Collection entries
--*--
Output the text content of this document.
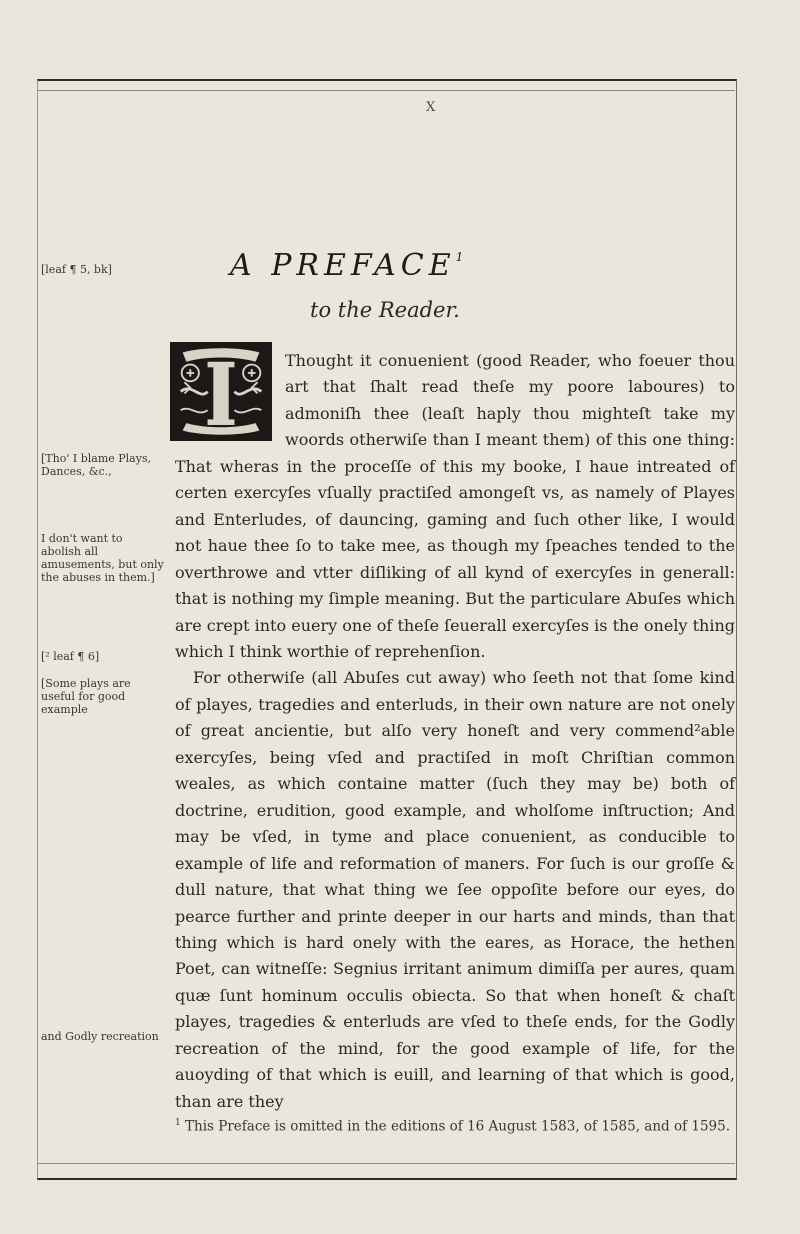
X
[leaf ¶ 5, bk]
[Tho' I blame Plays, Dances, &c.,
I don't want to abolish all amusements, but only the abuses in them.]
[² leaf ¶ 6]
[Some plays are useful for good example
and Godly recreation
A PREFACE$^1$
to the Reader.

Thought it conuenient (good Reader, who foeuer thou art that ſhalt read theſe my poore laboures) to admoniſh thee (leaſt haply thou mighteſt take my woords otherwiſe than I meant them) of this one thing: That wheras in the proceſſe of this my booke, I haue intreated of certen exercyſes vſually practiſed amongeſt vs, as namely of Playes and Enterludes, of dauncing, gaming and ſuch other like, I would not haue thee ſo to take mee, as though my ſpeaches tended to the overthrowe and vtter diſliking of all kynd of exercyſes in generall: that is nothing my ſimple meaning. But the particulare Abuſes which are crept into euery one of theſe ſeuerall exercyſes is the onely thing which I think worthie of reprehenſion.

For otherwiſe (all Abuſes cut away) who ſeeth not that ſome kind of playes, tragedies and enterluds, in their own nature are not onely of great ancientie, but alſo very honeſt and very commend²able exercyſes, being vſed and practiſed in moſt Chriſtian common weales, as which containe matter (ſuch they may be) both of doctrine, erudition, good example, and wholſome inſtruction; And may be vſed, in tyme and place conuenient, as conducible to example of life and reformation of maners. For ſuch is our groſſe & dull nature, that what thing we ſee oppoſite before our eyes, do pearce further and printe deeper in our harts and minds, than that thing which is hard onely with the eares, as Horace, the hethen Poet, can witneſſe: Segnius irritant animum dimiſſa per aures, quam quæ ſunt hominum occulis obiecta. So that when honeſt & chaſt playes, tragedies & enterluds are vſed to theſe ends, for the Godly recreation of the mind, for the good example of life, for the auoyding of that which is euill, and learning of that which is good, than are they

$^1$ This Preface is omitted in the editions of 16 August 1583, of 1585, and of 1595.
--*--
- Problem description:
Every record must be copied exactly, with images dropped from the result.

- Task solution:
Output the text content of this document.
X
[leaf ¶ 5, bk]
[Tho' I blame Plays, Dances, &c.,
I don't want to abolish all amusements, but only the abuses in them.]
[² leaf ¶ 6]
[Some plays are useful for good example
and Godly recreation
A PREFACE$^1$
to the Reader.

Thought it conuenient (good Reader, who foeuer thou art that ſhalt read theſe my poore laboures) to admoniſh thee (leaſt haply thou mighteſt take my woords otherwiſe than I meant them) of this one thing: That wheras in the proceſſe of this my booke, I haue intreated of certen exercyſes vſually practiſed amongeſt vs, as namely of Playes and Enterludes, of dauncing, gaming and ſuch other like, I would not haue thee ſo to take mee, as though my ſpeaches tended to the overthrowe and vtter diſliking of all kynd of exercyſes in generall: that is nothing my ſimple meaning. But the particulare Abuſes which are crept into euery one of theſe ſeuerall exercyſes is the onely thing which I think worthie of reprehenſion.

For otherwiſe (all Abuſes cut away) who ſeeth not that ſome kind of playes, tragedies and enterluds, in their own nature are not onely of great ancientie, but alſo very honeſt and very commend²able exercyſes, being vſed and practiſed in moſt Chriſtian common weales, as which containe matter (ſuch they may be) both of doctrine, erudition, good example, and wholſome inſtruction; And may be vſed, in tyme and place conuenient, as conducible to example of life and reformation of maners. For ſuch is our groſſe & dull nature, that what thing we ſee oppoſite before our eyes, do pearce further and printe deeper in our harts and minds, than that thing which is hard onely with the eares, as Horace, the hethen Poet, can witneſſe: Segnius irritant animum dimiſſa per aures, quam quæ ſunt hominum occulis obiecta. So that when honeſt & chaſt playes, tragedies & enterluds are vſed to theſe ends, for the Godly recreation of the mind, for the good example of life, for the auoyding of that which is euill, and learning of that which is good, than are they

$^1$ This Preface is omitted in the editions of 16 August 1583, of 1585, and of 1595.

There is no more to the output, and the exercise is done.